» Task requirements
Write out each line of the material again, word for word.

» Data provided
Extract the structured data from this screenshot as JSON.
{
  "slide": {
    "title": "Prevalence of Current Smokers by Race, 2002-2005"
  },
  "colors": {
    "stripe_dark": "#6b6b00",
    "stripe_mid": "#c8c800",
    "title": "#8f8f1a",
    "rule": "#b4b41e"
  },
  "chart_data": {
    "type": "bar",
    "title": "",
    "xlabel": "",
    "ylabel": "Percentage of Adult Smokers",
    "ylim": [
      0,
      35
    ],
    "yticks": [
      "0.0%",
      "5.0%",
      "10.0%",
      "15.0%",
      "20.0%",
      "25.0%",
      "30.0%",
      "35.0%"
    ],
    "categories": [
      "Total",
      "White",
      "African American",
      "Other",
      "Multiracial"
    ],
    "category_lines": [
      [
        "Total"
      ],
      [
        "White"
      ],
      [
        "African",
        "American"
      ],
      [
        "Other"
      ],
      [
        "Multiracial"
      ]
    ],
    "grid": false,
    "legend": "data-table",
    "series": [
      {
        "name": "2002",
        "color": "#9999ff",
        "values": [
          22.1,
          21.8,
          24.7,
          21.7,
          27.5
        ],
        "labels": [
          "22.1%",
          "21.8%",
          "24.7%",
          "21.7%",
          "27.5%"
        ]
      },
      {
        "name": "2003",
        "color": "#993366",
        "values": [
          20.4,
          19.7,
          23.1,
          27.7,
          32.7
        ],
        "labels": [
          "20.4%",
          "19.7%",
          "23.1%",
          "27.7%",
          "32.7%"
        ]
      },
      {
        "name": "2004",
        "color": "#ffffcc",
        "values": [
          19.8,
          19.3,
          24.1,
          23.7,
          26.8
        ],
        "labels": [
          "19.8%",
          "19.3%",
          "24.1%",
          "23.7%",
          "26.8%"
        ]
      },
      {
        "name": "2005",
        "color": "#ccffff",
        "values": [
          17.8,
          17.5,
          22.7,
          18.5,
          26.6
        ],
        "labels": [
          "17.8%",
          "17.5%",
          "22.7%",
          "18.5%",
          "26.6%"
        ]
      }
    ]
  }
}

» Answer for the task
Extract the structured data from this screenshot as JSON.
{
  "slide": {
    "title": "Prevalence of Current Smokers by Race, 2002-2005"
  },
  "colors": {
    "stripe_dark": "#6b6b00",
    "stripe_mid": "#c8c800",
    "title": "#8f8f1a",
    "rule": "#b4b41e"
  },
  "chart_data": {
    "type": "bar",
    "title": "",
    "xlabel": "",
    "ylabel": "Percentage of Adult Smokers",
    "ylim": [
      0,
      35
    ],
    "yticks": [
      "0.0%",
      "5.0%",
      "10.0%",
      "15.0%",
      "20.0%",
      "25.0%",
      "30.0%",
      "35.0%"
    ],
    "categories": [
      "Total",
      "White",
      "African American",
      "Other",
      "Multiracial"
    ],
    "category_lines": [
      [
        "Total"
      ],
      [
        "White"
      ],
      [
        "African",
        "American"
      ],
      [
        "Other"
      ],
      [
        "Multiracial"
      ]
    ],
    "grid": false,
    "legend": "data-table",
    "series": [
      {
        "name": "2002",
        "color": "#9999ff",
        "values": [
          22.1,
          21.8,
          24.7,
          21.7,
          27.5
        ],
        "labels": [
          "22.1%",
          "21.8%",
          "24.7%",
          "21.7%",
          "27.5%"
        ]
      },
      {
        "name": "2003",
        "color": "#993366",
        "values": [
          20.4,
          19.7,
          23.1,
          27.7,
          32.7
        ],
        "labels": [
          "20.4%",
          "19.7%",
          "23.1%",
          "27.7%",
          "32.7%"
        ]
      },
      {
        "name": "2004",
        "color": "#ffffcc",
        "values": [
          19.8,
          19.3,
          24.1,
          23.7,
          26.8
        ],
        "labels": [
          "19.8%",
          "19.3%",
          "24.1%",
          "23.7%",
          "26.8%"
        ]
      },
      {
        "name": "2005",
        "color": "#ccffff",
        "values": [
          17.8,
          17.5,
          22.7,
          18.5,
          26.6
        ],
        "labels": [
          "17.8%",
          "17.5%",
          "22.7%",
          "18.5%",
          "26.6%"
        ]
      }
    ]
  }
}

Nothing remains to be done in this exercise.